## What you need to do
Reproduce the following rows verbatim, omitting the pictures.

## Material for the task
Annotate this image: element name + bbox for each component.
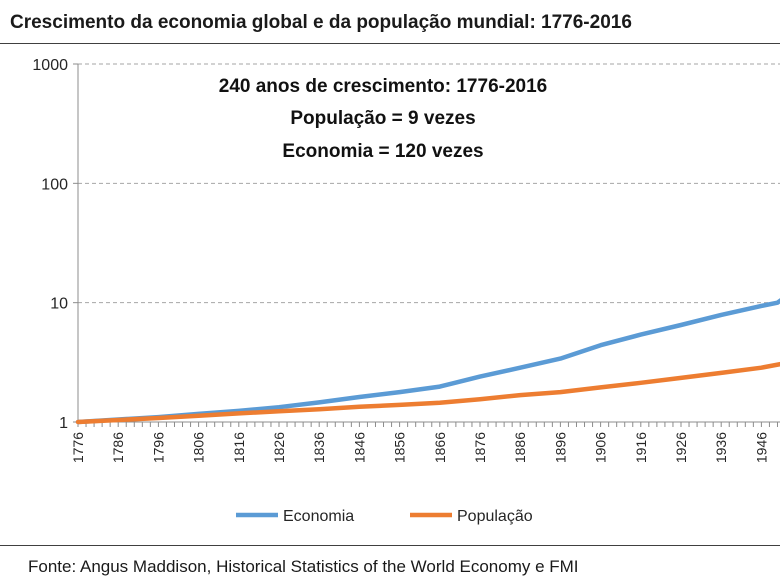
x-tick-label: 1896 xyxy=(552,432,568,463)
annotation-line-3: Economia = 120 vezes xyxy=(282,141,484,162)
source-divider xyxy=(0,545,780,546)
series-line-população xyxy=(75,361,780,425)
legend: Economia População xyxy=(236,508,533,525)
series-lines xyxy=(75,298,780,425)
x-tick-label: 1826 xyxy=(271,432,287,463)
grid-lines xyxy=(78,63,780,304)
x-tick-label: 1906 xyxy=(593,432,609,463)
y-tick-label: 100 xyxy=(41,176,68,193)
chart-title: Crescimento da economia global e da popu… xyxy=(10,12,632,33)
title-divider xyxy=(0,43,780,44)
x-tick-label: 1926 xyxy=(673,432,689,463)
y-tick-label: 1 xyxy=(59,415,68,432)
annotation-line-2: População = 9 vezes xyxy=(290,108,476,129)
x-tick-label: 1936 xyxy=(713,432,729,463)
y-tick-label: 1000 xyxy=(32,57,68,74)
x-tick-label: 1946 xyxy=(753,432,769,463)
x-tick-label: 1816 xyxy=(231,432,247,463)
line-chart: 1 10 100 1000 1776 1786 1796 1806 1816 1826 1836 18… xyxy=(32,57,780,525)
x-tick-label: 1806 xyxy=(191,432,207,463)
x-tick-label: 1836 xyxy=(311,432,327,463)
axes: 1 10 100 1000 1776 1786 1796 1806 1816 1826 1836 18… xyxy=(32,57,780,463)
legend-label: População xyxy=(457,508,533,525)
y-tick-label: 10 xyxy=(50,296,68,313)
x-tick-label: 1876 xyxy=(472,432,488,463)
x-tick-label: 1856 xyxy=(392,432,408,463)
x-tick-label: 1916 xyxy=(633,432,649,463)
source-note: Fonte: Angus Maddison, Historical Statis… xyxy=(28,557,579,576)
x-tick-label: 1786 xyxy=(110,432,126,463)
x-tick-label: 1796 xyxy=(150,432,166,463)
legend-label: Economia xyxy=(283,508,354,525)
x-tick-label: 1886 xyxy=(512,432,528,463)
x-tick-label: 1776 xyxy=(70,432,86,463)
annotation-line-1: 240 anos de crescimento: 1776-2016 xyxy=(218,76,548,97)
series-line-economia xyxy=(75,298,780,425)
x-tick-label: 1846 xyxy=(351,432,367,463)
x-tick-label: 1866 xyxy=(432,432,448,463)
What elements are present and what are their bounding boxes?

## Answer to the exercise
Annotate this image: element name + bbox for each component.
x-tick-label: 1896 xyxy=(552,432,568,463)
annotation-line-3: Economia = 120 vezes xyxy=(282,141,484,162)
source-divider xyxy=(0,545,780,546)
series-line-população xyxy=(75,361,780,425)
legend: Economia População xyxy=(236,508,533,525)
series-lines xyxy=(75,298,780,425)
x-tick-label: 1826 xyxy=(271,432,287,463)
grid-lines xyxy=(78,63,780,304)
x-tick-label: 1906 xyxy=(593,432,609,463)
y-tick-label: 100 xyxy=(41,176,68,193)
chart-title: Crescimento da economia global e da popu… xyxy=(10,12,632,33)
title-divider xyxy=(0,43,780,44)
x-tick-label: 1926 xyxy=(673,432,689,463)
y-tick-label: 1 xyxy=(59,415,68,432)
annotation-line-2: População = 9 vezes xyxy=(290,108,476,129)
x-tick-label: 1936 xyxy=(713,432,729,463)
y-tick-label: 1000 xyxy=(32,57,68,74)
x-tick-label: 1946 xyxy=(753,432,769,463)
x-tick-label: 1816 xyxy=(231,432,247,463)
line-chart: 1 10 100 1000 1776 1786 1796 1806 1816 1826 1836 18… xyxy=(32,57,780,525)
x-tick-label: 1806 xyxy=(191,432,207,463)
x-tick-label: 1836 xyxy=(311,432,327,463)
axes: 1 10 100 1000 1776 1786 1796 1806 1816 1826 1836 18… xyxy=(32,57,780,463)
legend-label: População xyxy=(457,508,533,525)
y-tick-label: 10 xyxy=(50,296,68,313)
x-tick-label: 1876 xyxy=(472,432,488,463)
x-tick-label: 1856 xyxy=(392,432,408,463)
x-tick-label: 1916 xyxy=(633,432,649,463)
source-note: Fonte: Angus Maddison, Historical Statis… xyxy=(28,557,579,576)
x-tick-label: 1786 xyxy=(110,432,126,463)
x-tick-label: 1796 xyxy=(150,432,166,463)
legend-label: Economia xyxy=(283,508,354,525)
x-tick-label: 1886 xyxy=(512,432,528,463)
x-tick-label: 1776 xyxy=(70,432,86,463)
annotation-line-1: 240 anos de crescimento: 1776-2016 xyxy=(218,76,548,97)
series-line-economia xyxy=(75,298,780,425)
x-tick-label: 1846 xyxy=(351,432,367,463)
x-tick-label: 1866 xyxy=(432,432,448,463)
What elements are present and what are their bounding boxes?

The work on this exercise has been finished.